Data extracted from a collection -
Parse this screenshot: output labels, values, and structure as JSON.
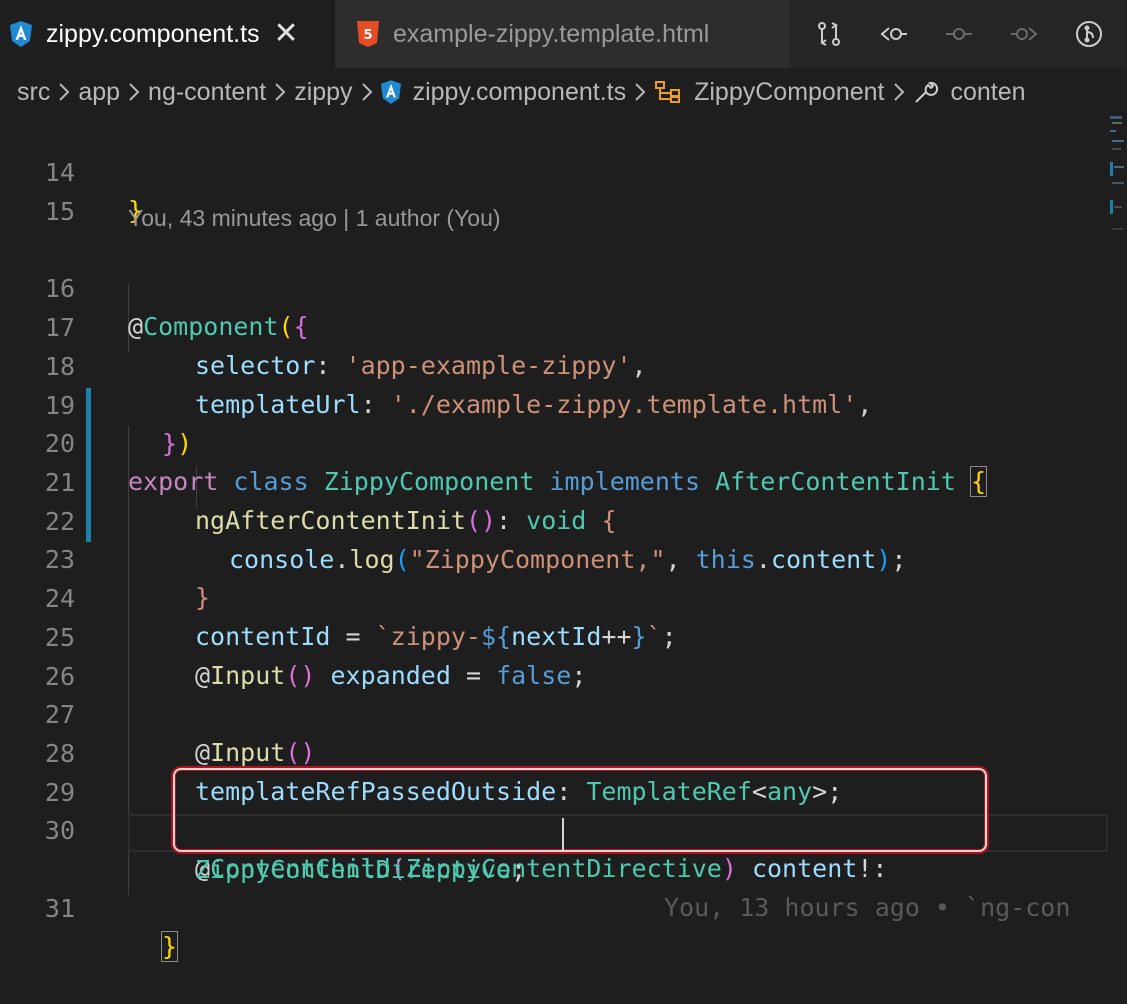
{
  "tabs": [
    {
      "label": "zippy.component.ts",
      "icon": "angular-icon",
      "active": true,
      "close": "✕"
    },
    {
      "label": "example-zippy.template.html",
      "icon": "html5-icon",
      "active": false
    }
  ],
  "breadcrumb": [
    "src",
    "app",
    "ng-content",
    "zippy",
    "zippy.component.ts",
    "ZippyComponent",
    "conten"
  ],
  "codelens": "You, 43 minutes ago | 1 author (You)",
  "line_numbers": [
    "14",
    "15",
    "16",
    "17",
    "18",
    "19",
    "20",
    "21",
    "22",
    "23",
    "24",
    "25",
    "26",
    "27",
    "28",
    "29",
    "30",
    "31"
  ],
  "code": {
    "l14": {
      "close": "}"
    },
    "l16": {
      "at": "@",
      "name": "Component",
      "open": "(",
      "brace": "{"
    },
    "l17": {
      "key": "selector",
      "colon": ": ",
      "value": "'app-example-zippy'",
      "comma": ","
    },
    "l18": {
      "key": "templateUrl",
      "colon": ": ",
      "value": "'./example-zippy.template.html'",
      "comma": ","
    },
    "l19": {
      "brace": "}",
      "paren": ")"
    },
    "l20": {
      "export": "export",
      "class": "class",
      "name": "ZippyComponent",
      "implements": "implements",
      "iface": "AfterContentInit",
      "brace": "{"
    },
    "l21": {
      "method": "ngAfterContentInit",
      "parens": "()",
      "colon": ": ",
      "type": "void",
      "brace": "{"
    },
    "l22": {
      "obj": "console",
      "dot": ".",
      "fn": "log",
      "open": "(",
      "str": "\"ZippyComponent,\"",
      "comma": ", ",
      "this": "this",
      "dot2": ".",
      "prop": "content",
      "close": ")",
      "semi": ";"
    },
    "l23": {
      "brace": "}"
    },
    "l24": {
      "prop": "contentId",
      "eq": " = ",
      "tpl_start": "`zippy-",
      "interp_open": "${",
      "var": "nextId",
      "op": "++",
      "interp_close": "}",
      "tpl_end": "`",
      "semi": ";"
    },
    "l25": {
      "at": "@",
      "dec": "Input",
      "parens": "()",
      "prop": "expanded",
      "eq": " = ",
      "val": "false",
      "semi": ";"
    },
    "l27": {
      "at": "@",
      "dec": "Input",
      "parens": "()"
    },
    "l28": {
      "prop": "templateRefPassedOutside",
      "colon": ": ",
      "type": "TemplateRef",
      "lt": "<",
      "any": "any",
      "gt": ">",
      "semi": ";"
    },
    "l30": {
      "at": "@",
      "dec": "ContentChild",
      "open": "(",
      "arg": "ZippyContentDirective",
      "close": ")",
      "prop": "content",
      "bang": "!:"
    },
    "l30b": {
      "type": "ZippyContentDirective",
      "semi": ";",
      "ghost": "You, 13 hours ago • `ng-con"
    },
    "l31": {
      "brace": "}"
    }
  }
}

Goal -
Check every line of the data, and copy the ones that contain "prop".

Written solution -
      "prop": "content",
      "prop": "contentId",
      "prop": "expanded",
      "prop": "templateRefPassedOutside",
      "prop": "content",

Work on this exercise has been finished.